Dataset items:
## start
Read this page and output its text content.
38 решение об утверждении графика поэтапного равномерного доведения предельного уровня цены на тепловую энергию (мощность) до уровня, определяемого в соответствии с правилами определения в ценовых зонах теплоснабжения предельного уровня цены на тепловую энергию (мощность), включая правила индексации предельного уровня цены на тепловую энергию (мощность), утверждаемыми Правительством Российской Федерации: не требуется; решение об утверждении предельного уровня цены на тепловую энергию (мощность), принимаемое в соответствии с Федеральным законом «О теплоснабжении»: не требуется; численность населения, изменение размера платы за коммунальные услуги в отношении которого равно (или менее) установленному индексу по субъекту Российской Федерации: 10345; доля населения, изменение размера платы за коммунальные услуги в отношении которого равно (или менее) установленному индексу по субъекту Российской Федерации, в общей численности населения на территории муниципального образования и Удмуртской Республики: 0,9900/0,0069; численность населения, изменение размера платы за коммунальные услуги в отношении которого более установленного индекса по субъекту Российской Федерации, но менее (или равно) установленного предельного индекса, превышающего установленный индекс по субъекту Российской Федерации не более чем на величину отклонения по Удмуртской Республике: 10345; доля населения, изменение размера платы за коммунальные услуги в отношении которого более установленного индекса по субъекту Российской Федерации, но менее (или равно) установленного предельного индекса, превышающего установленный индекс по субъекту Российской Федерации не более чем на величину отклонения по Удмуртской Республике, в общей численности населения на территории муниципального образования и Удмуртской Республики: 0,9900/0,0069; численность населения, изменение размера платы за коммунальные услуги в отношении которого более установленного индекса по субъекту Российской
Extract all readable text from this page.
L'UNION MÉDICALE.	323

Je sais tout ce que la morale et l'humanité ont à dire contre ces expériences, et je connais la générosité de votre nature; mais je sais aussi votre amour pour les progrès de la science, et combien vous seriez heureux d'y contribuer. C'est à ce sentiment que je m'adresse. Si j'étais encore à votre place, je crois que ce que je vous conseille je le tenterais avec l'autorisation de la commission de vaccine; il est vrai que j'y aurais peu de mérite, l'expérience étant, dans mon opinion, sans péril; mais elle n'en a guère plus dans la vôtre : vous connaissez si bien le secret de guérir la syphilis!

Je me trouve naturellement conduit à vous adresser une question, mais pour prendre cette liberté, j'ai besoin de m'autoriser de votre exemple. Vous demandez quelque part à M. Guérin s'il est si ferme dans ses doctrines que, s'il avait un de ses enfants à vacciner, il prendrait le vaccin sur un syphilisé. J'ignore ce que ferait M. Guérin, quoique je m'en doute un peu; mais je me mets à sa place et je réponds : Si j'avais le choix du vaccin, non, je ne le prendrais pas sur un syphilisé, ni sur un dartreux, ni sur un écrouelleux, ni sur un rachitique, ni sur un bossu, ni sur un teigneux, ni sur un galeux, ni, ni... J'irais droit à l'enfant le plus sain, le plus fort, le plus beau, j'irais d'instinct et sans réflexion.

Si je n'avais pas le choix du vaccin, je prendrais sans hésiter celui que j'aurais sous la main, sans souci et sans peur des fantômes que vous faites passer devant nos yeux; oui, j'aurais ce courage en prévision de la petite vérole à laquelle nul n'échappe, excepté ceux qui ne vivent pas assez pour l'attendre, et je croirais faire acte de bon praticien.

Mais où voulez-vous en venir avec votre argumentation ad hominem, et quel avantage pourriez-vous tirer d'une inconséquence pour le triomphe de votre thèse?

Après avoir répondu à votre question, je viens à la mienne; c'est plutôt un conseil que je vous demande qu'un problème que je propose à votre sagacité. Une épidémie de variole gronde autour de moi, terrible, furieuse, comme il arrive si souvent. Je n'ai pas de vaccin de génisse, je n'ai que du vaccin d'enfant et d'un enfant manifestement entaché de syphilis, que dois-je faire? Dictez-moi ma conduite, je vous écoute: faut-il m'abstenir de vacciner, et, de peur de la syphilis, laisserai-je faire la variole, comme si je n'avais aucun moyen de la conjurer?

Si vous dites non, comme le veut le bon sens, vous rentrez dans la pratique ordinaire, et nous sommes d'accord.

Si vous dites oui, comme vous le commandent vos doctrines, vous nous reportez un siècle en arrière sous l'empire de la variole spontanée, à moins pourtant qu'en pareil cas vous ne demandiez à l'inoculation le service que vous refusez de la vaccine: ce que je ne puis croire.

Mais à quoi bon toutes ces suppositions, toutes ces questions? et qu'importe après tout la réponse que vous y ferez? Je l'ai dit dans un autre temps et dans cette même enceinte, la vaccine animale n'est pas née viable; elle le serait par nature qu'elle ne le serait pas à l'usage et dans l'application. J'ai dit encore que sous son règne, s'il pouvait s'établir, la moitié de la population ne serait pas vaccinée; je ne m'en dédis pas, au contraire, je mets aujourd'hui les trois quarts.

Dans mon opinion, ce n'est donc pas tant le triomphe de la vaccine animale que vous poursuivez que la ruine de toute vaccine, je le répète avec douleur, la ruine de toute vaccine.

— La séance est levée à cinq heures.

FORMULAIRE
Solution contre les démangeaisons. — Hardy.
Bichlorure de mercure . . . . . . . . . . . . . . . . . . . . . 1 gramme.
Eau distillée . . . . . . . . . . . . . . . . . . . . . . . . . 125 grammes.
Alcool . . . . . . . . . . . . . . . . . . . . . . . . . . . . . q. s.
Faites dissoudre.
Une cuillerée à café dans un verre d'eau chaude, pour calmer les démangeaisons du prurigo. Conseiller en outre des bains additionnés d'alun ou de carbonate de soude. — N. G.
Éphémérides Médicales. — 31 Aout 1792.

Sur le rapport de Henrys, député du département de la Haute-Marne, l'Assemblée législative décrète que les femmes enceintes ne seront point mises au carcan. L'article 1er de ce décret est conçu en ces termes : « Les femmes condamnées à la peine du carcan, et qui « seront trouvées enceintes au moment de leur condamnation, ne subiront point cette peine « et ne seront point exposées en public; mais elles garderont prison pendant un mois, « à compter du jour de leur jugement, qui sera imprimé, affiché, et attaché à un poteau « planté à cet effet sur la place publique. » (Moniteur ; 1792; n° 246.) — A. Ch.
## end
* Short exercise: Print every line of the records exactly. Omit nothing.

* Exercise response:
Read this page and output its text content.
38 решение об утверждении графика поэтапного равномерного доведения предельного уровня цены на тепловую энергию (мощность) до уровня, определяемого в соответствии с правилами определения в ценовых зонах теплоснабжения предельного уровня цены на тепловую энергию (мощность), включая правила индексации предельного уровня цены на тепловую энергию (мощность), утверждаемыми Правительством Российской Федерации: не требуется; решение об утверждении предельного уровня цены на тепловую энергию (мощность), принимаемое в соответствии с Федеральным законом «О теплоснабжении»: не требуется; численность населения, изменение размера платы за коммунальные услуги в отношении которого равно (или менее) установленному индексу по субъекту Российской Федерации: 10345; доля населения, изменение размера платы за коммунальные услуги в отношении которого равно (или менее) установленному индексу по субъекту Российской Федерации, в общей численности населения на территории муниципального образования и Удмуртской Республики: 0,9900/0,0069; численность населения, изменение размера платы за коммунальные услуги в отношении которого более установленного индекса по субъекту Российской Федерации, но менее (или равно) установленного предельного индекса, превышающего установленный индекс по субъекту Российской Федерации не более чем на величину отклонения по Удмуртской Республике: 10345; доля населения, изменение размера платы за коммунальные услуги в отношении которого более установленного индекса по субъекту Российской Федерации, но менее (или равно) установленного предельного индекса, превышающего установленный индекс по субъекту Российской Федерации не более чем на величину отклонения по Удмуртской Республике, в общей численности населения на территории муниципального образования и Удмуртской Республики: 0,9900/0,0069; численность населения, изменение размера платы за коммунальные услуги в отношении которого более установленного индекса по субъекту Российской
Extract all readable text from this page.
L'UNION MÉDICALE.	323

Je sais tout ce que la morale et l'humanité ont à dire contre ces expériences, et je connais la générosité de votre nature; mais je sais aussi votre amour pour les progrès de la science, et combien vous seriez heureux d'y contribuer. C'est à ce sentiment que je m'adresse. Si j'étais encore à votre place, je crois que ce que je vous conseille je le tenterais avec l'autorisation de la commission de vaccine; il est vrai que j'y aurais peu de mérite, l'expérience étant, dans mon opinion, sans péril; mais elle n'en a guère plus dans la vôtre : vous connaissez si bien le secret de guérir la syphilis!

Je me trouve naturellement conduit à vous adresser une question, mais pour prendre cette liberté, j'ai besoin de m'autoriser de votre exemple. Vous demandez quelque part à M. Guérin s'il est si ferme dans ses doctrines que, s'il avait un de ses enfants à vacciner, il prendrait le vaccin sur un syphilisé. J'ignore ce que ferait M. Guérin, quoique je m'en doute un peu; mais je me mets à sa place et je réponds : Si j'avais le choix du vaccin, non, je ne le prendrais pas sur un syphilisé, ni sur un dartreux, ni sur un écrouelleux, ni sur un rachitique, ni sur un bossu, ni sur un teigneux, ni sur un galeux, ni, ni... J'irais droit à l'enfant le plus sain, le plus fort, le plus beau, j'irais d'instinct et sans réflexion.

Si je n'avais pas le choix du vaccin, je prendrais sans hésiter celui que j'aurais sous la main, sans souci et sans peur des fantômes que vous faites passer devant nos yeux; oui, j'aurais ce courage en prévision de la petite vérole à laquelle nul n'échappe, excepté ceux qui ne vivent pas assez pour l'attendre, et je croirais faire acte de bon praticien.

Mais où voulez-vous en venir avec votre argumentation ad hominem, et quel avantage pourriez-vous tirer d'une inconséquence pour le triomphe de votre thèse?

Après avoir répondu à votre question, je viens à la mienne; c'est plutôt un conseil que je vous demande qu'un problème que je propose à votre sagacité. Une épidémie de variole gronde autour de moi, terrible, furieuse, comme il arrive si souvent. Je n'ai pas de vaccin de génisse, je n'ai que du vaccin d'enfant et d'un enfant manifestement entaché de syphilis, que dois-je faire? Dictez-moi ma conduite, je vous écoute: faut-il m'abstenir de vacciner, et, de peur de la syphilis, laisserai-je faire la variole, comme si je n'avais aucun moyen de la conjurer?

Si vous dites non, comme le veut le bon sens, vous rentrez dans la pratique ordinaire, et nous sommes d'accord.

Si vous dites oui, comme vous le commandent vos doctrines, vous nous reportez un siècle en arrière sous l'empire de la variole spontanée, à moins pourtant qu'en pareil cas vous ne demandiez à l'inoculation le service que vous refusez de la vaccine: ce que je ne puis croire.

Mais à quoi bon toutes ces suppositions, toutes ces questions? et qu'importe après tout la réponse que vous y ferez? Je l'ai dit dans un autre temps et dans cette même enceinte, la vaccine animale n'est pas née viable; elle le serait par nature qu'elle ne le serait pas à l'usage et dans l'application. J'ai dit encore que sous son règne, s'il pouvait s'établir, la moitié de la population ne serait pas vaccinée; je ne m'en dédis pas, au contraire, je mets aujourd'hui les trois quarts.

Dans mon opinion, ce n'est donc pas tant le triomphe de la vaccine animale que vous poursuivez que la ruine de toute vaccine, je le répète avec douleur, la ruine de toute vaccine.

— La séance est levée à cinq heures.

FORMULAIRE
Solution contre les démangeaisons. — Hardy.
Bichlorure de mercure . . . . . . . . . . . . . . . . . . . . . 1 gramme.
Eau distillée . . . . . . . . . . . . . . . . . . . . . . . . . 125 grammes.
Alcool . . . . . . . . . . . . . . . . . . . . . . . . . . . . . q. s.
Faites dissoudre.
Une cuillerée à café dans un verre d'eau chaude, pour calmer les démangeaisons du prurigo. Conseiller en outre des bains additionnés d'alun ou de carbonate de soude. — N. G.
Éphémérides Médicales. — 31 Aout 1792.

Sur le rapport de Henrys, député du département de la Haute-Marne, l'Assemblée législative décrète que les femmes enceintes ne seront point mises au carcan. L'article 1er de ce décret est conçu en ces termes : « Les femmes condamnées à la peine du carcan, et qui « seront trouvées enceintes au moment de leur condamnation, ne subiront point cette peine « et ne seront point exposées en public; mais elles garderont prison pendant un mois, « à compter du jour de leur jugement, qui sera imprimé, affiché, et attaché à un poteau « planté à cet effet sur la place publique. » (Moniteur ; 1792; n° 246.) — A. Ch.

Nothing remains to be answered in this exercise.